[Entries taken from a collection]

# # # #

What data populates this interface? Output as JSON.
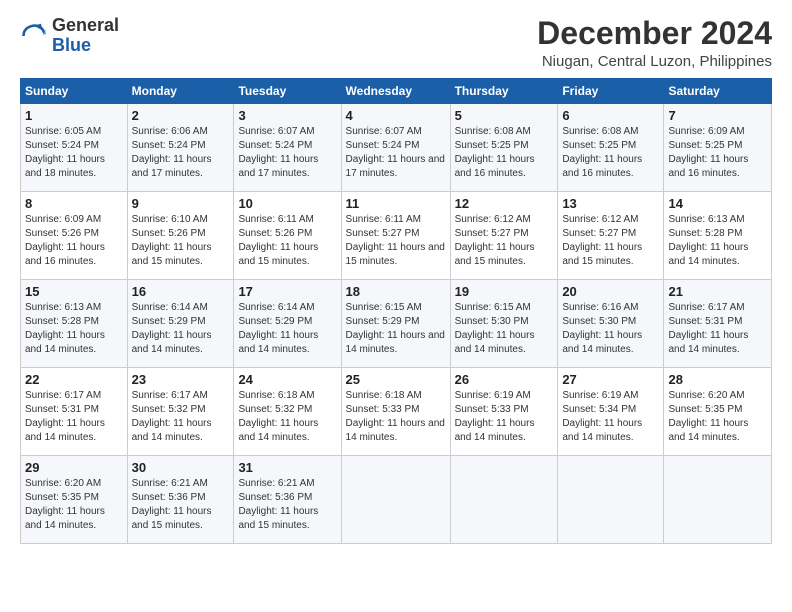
{
  "logo": {
    "general": "General",
    "blue": "Blue"
  },
  "header": {
    "month": "December 2024",
    "location": "Niugan, Central Luzon, Philippines"
  },
  "weekdays": [
    "Sunday",
    "Monday",
    "Tuesday",
    "Wednesday",
    "Thursday",
    "Friday",
    "Saturday"
  ],
  "weeks": [
    [
      {
        "day": "1",
        "sunrise": "6:05 AM",
        "sunset": "5:24 PM",
        "daylight": "11 hours and 18 minutes."
      },
      {
        "day": "2",
        "sunrise": "6:06 AM",
        "sunset": "5:24 PM",
        "daylight": "11 hours and 17 minutes."
      },
      {
        "day": "3",
        "sunrise": "6:07 AM",
        "sunset": "5:24 PM",
        "daylight": "11 hours and 17 minutes."
      },
      {
        "day": "4",
        "sunrise": "6:07 AM",
        "sunset": "5:24 PM",
        "daylight": "11 hours and 17 minutes."
      },
      {
        "day": "5",
        "sunrise": "6:08 AM",
        "sunset": "5:25 PM",
        "daylight": "11 hours and 16 minutes."
      },
      {
        "day": "6",
        "sunrise": "6:08 AM",
        "sunset": "5:25 PM",
        "daylight": "11 hours and 16 minutes."
      },
      {
        "day": "7",
        "sunrise": "6:09 AM",
        "sunset": "5:25 PM",
        "daylight": "11 hours and 16 minutes."
      }
    ],
    [
      {
        "day": "8",
        "sunrise": "6:09 AM",
        "sunset": "5:26 PM",
        "daylight": "11 hours and 16 minutes."
      },
      {
        "day": "9",
        "sunrise": "6:10 AM",
        "sunset": "5:26 PM",
        "daylight": "11 hours and 15 minutes."
      },
      {
        "day": "10",
        "sunrise": "6:11 AM",
        "sunset": "5:26 PM",
        "daylight": "11 hours and 15 minutes."
      },
      {
        "day": "11",
        "sunrise": "6:11 AM",
        "sunset": "5:27 PM",
        "daylight": "11 hours and 15 minutes."
      },
      {
        "day": "12",
        "sunrise": "6:12 AM",
        "sunset": "5:27 PM",
        "daylight": "11 hours and 15 minutes."
      },
      {
        "day": "13",
        "sunrise": "6:12 AM",
        "sunset": "5:27 PM",
        "daylight": "11 hours and 15 minutes."
      },
      {
        "day": "14",
        "sunrise": "6:13 AM",
        "sunset": "5:28 PM",
        "daylight": "11 hours and 14 minutes."
      }
    ],
    [
      {
        "day": "15",
        "sunrise": "6:13 AM",
        "sunset": "5:28 PM",
        "daylight": "11 hours and 14 minutes."
      },
      {
        "day": "16",
        "sunrise": "6:14 AM",
        "sunset": "5:29 PM",
        "daylight": "11 hours and 14 minutes."
      },
      {
        "day": "17",
        "sunrise": "6:14 AM",
        "sunset": "5:29 PM",
        "daylight": "11 hours and 14 minutes."
      },
      {
        "day": "18",
        "sunrise": "6:15 AM",
        "sunset": "5:29 PM",
        "daylight": "11 hours and 14 minutes."
      },
      {
        "day": "19",
        "sunrise": "6:15 AM",
        "sunset": "5:30 PM",
        "daylight": "11 hours and 14 minutes."
      },
      {
        "day": "20",
        "sunrise": "6:16 AM",
        "sunset": "5:30 PM",
        "daylight": "11 hours and 14 minutes."
      },
      {
        "day": "21",
        "sunrise": "6:17 AM",
        "sunset": "5:31 PM",
        "daylight": "11 hours and 14 minutes."
      }
    ],
    [
      {
        "day": "22",
        "sunrise": "6:17 AM",
        "sunset": "5:31 PM",
        "daylight": "11 hours and 14 minutes."
      },
      {
        "day": "23",
        "sunrise": "6:17 AM",
        "sunset": "5:32 PM",
        "daylight": "11 hours and 14 minutes."
      },
      {
        "day": "24",
        "sunrise": "6:18 AM",
        "sunset": "5:32 PM",
        "daylight": "11 hours and 14 minutes."
      },
      {
        "day": "25",
        "sunrise": "6:18 AM",
        "sunset": "5:33 PM",
        "daylight": "11 hours and 14 minutes."
      },
      {
        "day": "26",
        "sunrise": "6:19 AM",
        "sunset": "5:33 PM",
        "daylight": "11 hours and 14 minutes."
      },
      {
        "day": "27",
        "sunrise": "6:19 AM",
        "sunset": "5:34 PM",
        "daylight": "11 hours and 14 minutes."
      },
      {
        "day": "28",
        "sunrise": "6:20 AM",
        "sunset": "5:35 PM",
        "daylight": "11 hours and 14 minutes."
      }
    ],
    [
      {
        "day": "29",
        "sunrise": "6:20 AM",
        "sunset": "5:35 PM",
        "daylight": "11 hours and 14 minutes."
      },
      {
        "day": "30",
        "sunrise": "6:21 AM",
        "sunset": "5:36 PM",
        "daylight": "11 hours and 15 minutes."
      },
      {
        "day": "31",
        "sunrise": "6:21 AM",
        "sunset": "5:36 PM",
        "daylight": "11 hours and 15 minutes."
      },
      null,
      null,
      null,
      null
    ]
  ],
  "labels": {
    "sunrise": "Sunrise:",
    "sunset": "Sunset:",
    "daylight": "Daylight:"
  }
}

# # # #

What to work on
Omit the pictures. Output every record above word for word.

Answer for the task
What data populates this interface? Output as JSON.
{
  "logo": {
    "general": "General",
    "blue": "Blue"
  },
  "header": {
    "month": "December 2024",
    "location": "Niugan, Central Luzon, Philippines"
  },
  "weekdays": [
    "Sunday",
    "Monday",
    "Tuesday",
    "Wednesday",
    "Thursday",
    "Friday",
    "Saturday"
  ],
  "weeks": [
    [
      {
        "day": "1",
        "sunrise": "6:05 AM",
        "sunset": "5:24 PM",
        "daylight": "11 hours and 18 minutes."
      },
      {
        "day": "2",
        "sunrise": "6:06 AM",
        "sunset": "5:24 PM",
        "daylight": "11 hours and 17 minutes."
      },
      {
        "day": "3",
        "sunrise": "6:07 AM",
        "sunset": "5:24 PM",
        "daylight": "11 hours and 17 minutes."
      },
      {
        "day": "4",
        "sunrise": "6:07 AM",
        "sunset": "5:24 PM",
        "daylight": "11 hours and 17 minutes."
      },
      {
        "day": "5",
        "sunrise": "6:08 AM",
        "sunset": "5:25 PM",
        "daylight": "11 hours and 16 minutes."
      },
      {
        "day": "6",
        "sunrise": "6:08 AM",
        "sunset": "5:25 PM",
        "daylight": "11 hours and 16 minutes."
      },
      {
        "day": "7",
        "sunrise": "6:09 AM",
        "sunset": "5:25 PM",
        "daylight": "11 hours and 16 minutes."
      }
    ],
    [
      {
        "day": "8",
        "sunrise": "6:09 AM",
        "sunset": "5:26 PM",
        "daylight": "11 hours and 16 minutes."
      },
      {
        "day": "9",
        "sunrise": "6:10 AM",
        "sunset": "5:26 PM",
        "daylight": "11 hours and 15 minutes."
      },
      {
        "day": "10",
        "sunrise": "6:11 AM",
        "sunset": "5:26 PM",
        "daylight": "11 hours and 15 minutes."
      },
      {
        "day": "11",
        "sunrise": "6:11 AM",
        "sunset": "5:27 PM",
        "daylight": "11 hours and 15 minutes."
      },
      {
        "day": "12",
        "sunrise": "6:12 AM",
        "sunset": "5:27 PM",
        "daylight": "11 hours and 15 minutes."
      },
      {
        "day": "13",
        "sunrise": "6:12 AM",
        "sunset": "5:27 PM",
        "daylight": "11 hours and 15 minutes."
      },
      {
        "day": "14",
        "sunrise": "6:13 AM",
        "sunset": "5:28 PM",
        "daylight": "11 hours and 14 minutes."
      }
    ],
    [
      {
        "day": "15",
        "sunrise": "6:13 AM",
        "sunset": "5:28 PM",
        "daylight": "11 hours and 14 minutes."
      },
      {
        "day": "16",
        "sunrise": "6:14 AM",
        "sunset": "5:29 PM",
        "daylight": "11 hours and 14 minutes."
      },
      {
        "day": "17",
        "sunrise": "6:14 AM",
        "sunset": "5:29 PM",
        "daylight": "11 hours and 14 minutes."
      },
      {
        "day": "18",
        "sunrise": "6:15 AM",
        "sunset": "5:29 PM",
        "daylight": "11 hours and 14 minutes."
      },
      {
        "day": "19",
        "sunrise": "6:15 AM",
        "sunset": "5:30 PM",
        "daylight": "11 hours and 14 minutes."
      },
      {
        "day": "20",
        "sunrise": "6:16 AM",
        "sunset": "5:30 PM",
        "daylight": "11 hours and 14 minutes."
      },
      {
        "day": "21",
        "sunrise": "6:17 AM",
        "sunset": "5:31 PM",
        "daylight": "11 hours and 14 minutes."
      }
    ],
    [
      {
        "day": "22",
        "sunrise": "6:17 AM",
        "sunset": "5:31 PM",
        "daylight": "11 hours and 14 minutes."
      },
      {
        "day": "23",
        "sunrise": "6:17 AM",
        "sunset": "5:32 PM",
        "daylight": "11 hours and 14 minutes."
      },
      {
        "day": "24",
        "sunrise": "6:18 AM",
        "sunset": "5:32 PM",
        "daylight": "11 hours and 14 minutes."
      },
      {
        "day": "25",
        "sunrise": "6:18 AM",
        "sunset": "5:33 PM",
        "daylight": "11 hours and 14 minutes."
      },
      {
        "day": "26",
        "sunrise": "6:19 AM",
        "sunset": "5:33 PM",
        "daylight": "11 hours and 14 minutes."
      },
      {
        "day": "27",
        "sunrise": "6:19 AM",
        "sunset": "5:34 PM",
        "daylight": "11 hours and 14 minutes."
      },
      {
        "day": "28",
        "sunrise": "6:20 AM",
        "sunset": "5:35 PM",
        "daylight": "11 hours and 14 minutes."
      }
    ],
    [
      {
        "day": "29",
        "sunrise": "6:20 AM",
        "sunset": "5:35 PM",
        "daylight": "11 hours and 14 minutes."
      },
      {
        "day": "30",
        "sunrise": "6:21 AM",
        "sunset": "5:36 PM",
        "daylight": "11 hours and 15 minutes."
      },
      {
        "day": "31",
        "sunrise": "6:21 AM",
        "sunset": "5:36 PM",
        "daylight": "11 hours and 15 minutes."
      },
      null,
      null,
      null,
      null
    ]
  ],
  "labels": {
    "sunrise": "Sunrise:",
    "sunset": "Sunset:",
    "daylight": "Daylight:"
  }
}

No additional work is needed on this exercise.